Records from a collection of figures
- - - -
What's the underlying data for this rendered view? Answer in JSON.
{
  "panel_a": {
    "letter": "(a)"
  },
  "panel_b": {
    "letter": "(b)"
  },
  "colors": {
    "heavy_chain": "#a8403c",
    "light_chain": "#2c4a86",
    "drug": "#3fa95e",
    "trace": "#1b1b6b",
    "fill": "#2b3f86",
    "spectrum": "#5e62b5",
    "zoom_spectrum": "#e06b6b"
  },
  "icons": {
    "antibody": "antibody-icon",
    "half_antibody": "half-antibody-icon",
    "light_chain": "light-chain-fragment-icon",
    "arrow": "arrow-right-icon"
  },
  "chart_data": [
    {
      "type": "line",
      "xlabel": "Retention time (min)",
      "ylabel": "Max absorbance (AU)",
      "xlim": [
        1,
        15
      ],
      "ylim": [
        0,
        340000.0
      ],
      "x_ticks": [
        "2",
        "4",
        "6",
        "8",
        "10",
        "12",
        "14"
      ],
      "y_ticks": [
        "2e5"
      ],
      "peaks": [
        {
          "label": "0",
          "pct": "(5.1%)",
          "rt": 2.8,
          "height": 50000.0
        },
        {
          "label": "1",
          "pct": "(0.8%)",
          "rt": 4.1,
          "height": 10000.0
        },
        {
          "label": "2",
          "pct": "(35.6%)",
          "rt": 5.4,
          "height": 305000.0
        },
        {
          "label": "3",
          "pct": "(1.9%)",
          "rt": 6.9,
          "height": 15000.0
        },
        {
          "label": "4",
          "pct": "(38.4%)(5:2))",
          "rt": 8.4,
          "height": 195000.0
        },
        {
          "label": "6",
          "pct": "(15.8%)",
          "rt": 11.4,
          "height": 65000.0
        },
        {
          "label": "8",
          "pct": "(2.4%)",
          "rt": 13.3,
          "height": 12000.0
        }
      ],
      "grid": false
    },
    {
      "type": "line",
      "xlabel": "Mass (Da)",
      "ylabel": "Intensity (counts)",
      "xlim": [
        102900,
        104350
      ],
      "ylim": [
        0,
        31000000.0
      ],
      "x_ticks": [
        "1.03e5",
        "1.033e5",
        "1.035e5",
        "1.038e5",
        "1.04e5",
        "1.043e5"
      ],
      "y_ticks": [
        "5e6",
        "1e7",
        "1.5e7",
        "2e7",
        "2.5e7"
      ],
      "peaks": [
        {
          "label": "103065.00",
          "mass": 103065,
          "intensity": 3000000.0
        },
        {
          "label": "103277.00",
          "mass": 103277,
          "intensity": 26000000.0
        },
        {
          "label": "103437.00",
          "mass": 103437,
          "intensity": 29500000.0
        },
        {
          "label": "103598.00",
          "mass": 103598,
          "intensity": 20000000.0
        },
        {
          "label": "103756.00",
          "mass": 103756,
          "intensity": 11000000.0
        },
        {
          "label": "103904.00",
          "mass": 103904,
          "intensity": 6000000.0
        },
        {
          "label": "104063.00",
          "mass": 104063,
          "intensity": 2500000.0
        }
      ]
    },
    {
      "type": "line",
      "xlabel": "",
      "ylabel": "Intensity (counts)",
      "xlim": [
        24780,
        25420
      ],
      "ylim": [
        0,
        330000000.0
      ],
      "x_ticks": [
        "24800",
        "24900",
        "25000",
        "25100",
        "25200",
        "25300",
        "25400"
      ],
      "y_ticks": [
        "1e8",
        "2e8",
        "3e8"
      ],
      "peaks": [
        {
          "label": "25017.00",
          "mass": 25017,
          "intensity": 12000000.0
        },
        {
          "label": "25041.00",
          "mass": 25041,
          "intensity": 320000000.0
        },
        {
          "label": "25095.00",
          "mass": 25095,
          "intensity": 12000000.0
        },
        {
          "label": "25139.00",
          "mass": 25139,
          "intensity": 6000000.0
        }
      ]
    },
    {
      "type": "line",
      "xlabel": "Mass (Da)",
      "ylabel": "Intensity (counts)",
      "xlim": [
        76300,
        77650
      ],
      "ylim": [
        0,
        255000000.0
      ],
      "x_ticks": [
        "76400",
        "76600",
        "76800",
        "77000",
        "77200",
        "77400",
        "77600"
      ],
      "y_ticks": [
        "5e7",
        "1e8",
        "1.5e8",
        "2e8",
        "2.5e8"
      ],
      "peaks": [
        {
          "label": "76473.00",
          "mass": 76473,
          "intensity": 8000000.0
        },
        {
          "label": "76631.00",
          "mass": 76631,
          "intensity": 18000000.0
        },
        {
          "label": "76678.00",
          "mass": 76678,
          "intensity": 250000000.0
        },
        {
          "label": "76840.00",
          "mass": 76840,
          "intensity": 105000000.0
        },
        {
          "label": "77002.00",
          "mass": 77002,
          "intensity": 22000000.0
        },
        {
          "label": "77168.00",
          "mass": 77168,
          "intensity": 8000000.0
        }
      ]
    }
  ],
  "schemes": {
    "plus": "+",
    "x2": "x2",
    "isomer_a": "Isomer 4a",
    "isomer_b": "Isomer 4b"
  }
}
- - - -
* [Problem statement] All of the records above need to be copied exactly.

* [Solution for this problem]
What's the underlying data for this rendered view? Answer in JSON.
{
  "panel_a": {
    "letter": "(a)"
  },
  "panel_b": {
    "letter": "(b)"
  },
  "colors": {
    "heavy_chain": "#a8403c",
    "light_chain": "#2c4a86",
    "drug": "#3fa95e",
    "trace": "#1b1b6b",
    "fill": "#2b3f86",
    "spectrum": "#5e62b5",
    "zoom_spectrum": "#e06b6b"
  },
  "icons": {
    "antibody": "antibody-icon",
    "half_antibody": "half-antibody-icon",
    "light_chain": "light-chain-fragment-icon",
    "arrow": "arrow-right-icon"
  },
  "chart_data": [
    {
      "type": "line",
      "xlabel": "Retention time (min)",
      "ylabel": "Max absorbance (AU)",
      "xlim": [
        1,
        15
      ],
      "ylim": [
        0,
        340000.0
      ],
      "x_ticks": [
        "2",
        "4",
        "6",
        "8",
        "10",
        "12",
        "14"
      ],
      "y_ticks": [
        "2e5"
      ],
      "peaks": [
        {
          "label": "0",
          "pct": "(5.1%)",
          "rt": 2.8,
          "height": 50000.0
        },
        {
          "label": "1",
          "pct": "(0.8%)",
          "rt": 4.1,
          "height": 10000.0
        },
        {
          "label": "2",
          "pct": "(35.6%)",
          "rt": 5.4,
          "height": 305000.0
        },
        {
          "label": "3",
          "pct": "(1.9%)",
          "rt": 6.9,
          "height": 15000.0
        },
        {
          "label": "4",
          "pct": "(38.4%)(5:2))",
          "rt": 8.4,
          "height": 195000.0
        },
        {
          "label": "6",
          "pct": "(15.8%)",
          "rt": 11.4,
          "height": 65000.0
        },
        {
          "label": "8",
          "pct": "(2.4%)",
          "rt": 13.3,
          "height": 12000.0
        }
      ],
      "grid": false
    },
    {
      "type": "line",
      "xlabel": "Mass (Da)",
      "ylabel": "Intensity (counts)",
      "xlim": [
        102900,
        104350
      ],
      "ylim": [
        0,
        31000000.0
      ],
      "x_ticks": [
        "1.03e5",
        "1.033e5",
        "1.035e5",
        "1.038e5",
        "1.04e5",
        "1.043e5"
      ],
      "y_ticks": [
        "5e6",
        "1e7",
        "1.5e7",
        "2e7",
        "2.5e7"
      ],
      "peaks": [
        {
          "label": "103065.00",
          "mass": 103065,
          "intensity": 3000000.0
        },
        {
          "label": "103277.00",
          "mass": 103277,
          "intensity": 26000000.0
        },
        {
          "label": "103437.00",
          "mass": 103437,
          "intensity": 29500000.0
        },
        {
          "label": "103598.00",
          "mass": 103598,
          "intensity": 20000000.0
        },
        {
          "label": "103756.00",
          "mass": 103756,
          "intensity": 11000000.0
        },
        {
          "label": "103904.00",
          "mass": 103904,
          "intensity": 6000000.0
        },
        {
          "label": "104063.00",
          "mass": 104063,
          "intensity": 2500000.0
        }
      ]
    },
    {
      "type": "line",
      "xlabel": "",
      "ylabel": "Intensity (counts)",
      "xlim": [
        24780,
        25420
      ],
      "ylim": [
        0,
        330000000.0
      ],
      "x_ticks": [
        "24800",
        "24900",
        "25000",
        "25100",
        "25200",
        "25300",
        "25400"
      ],
      "y_ticks": [
        "1e8",
        "2e8",
        "3e8"
      ],
      "peaks": [
        {
          "label": "25017.00",
          "mass": 25017,
          "intensity": 12000000.0
        },
        {
          "label": "25041.00",
          "mass": 25041,
          "intensity": 320000000.0
        },
        {
          "label": "25095.00",
          "mass": 25095,
          "intensity": 12000000.0
        },
        {
          "label": "25139.00",
          "mass": 25139,
          "intensity": 6000000.0
        }
      ]
    },
    {
      "type": "line",
      "xlabel": "Mass (Da)",
      "ylabel": "Intensity (counts)",
      "xlim": [
        76300,
        77650
      ],
      "ylim": [
        0,
        255000000.0
      ],
      "x_ticks": [
        "76400",
        "76600",
        "76800",
        "77000",
        "77200",
        "77400",
        "77600"
      ],
      "y_ticks": [
        "5e7",
        "1e8",
        "1.5e8",
        "2e8",
        "2.5e8"
      ],
      "peaks": [
        {
          "label": "76473.00",
          "mass": 76473,
          "intensity": 8000000.0
        },
        {
          "label": "76631.00",
          "mass": 76631,
          "intensity": 18000000.0
        },
        {
          "label": "76678.00",
          "mass": 76678,
          "intensity": 250000000.0
        },
        {
          "label": "76840.00",
          "mass": 76840,
          "intensity": 105000000.0
        },
        {
          "label": "77002.00",
          "mass": 77002,
          "intensity": 22000000.0
        },
        {
          "label": "77168.00",
          "mass": 77168,
          "intensity": 8000000.0
        }
      ]
    }
  ],
  "schemes": {
    "plus": "+",
    "x2": "x2",
    "isomer_a": "Isomer 4a",
    "isomer_b": "Isomer 4b"
  }
}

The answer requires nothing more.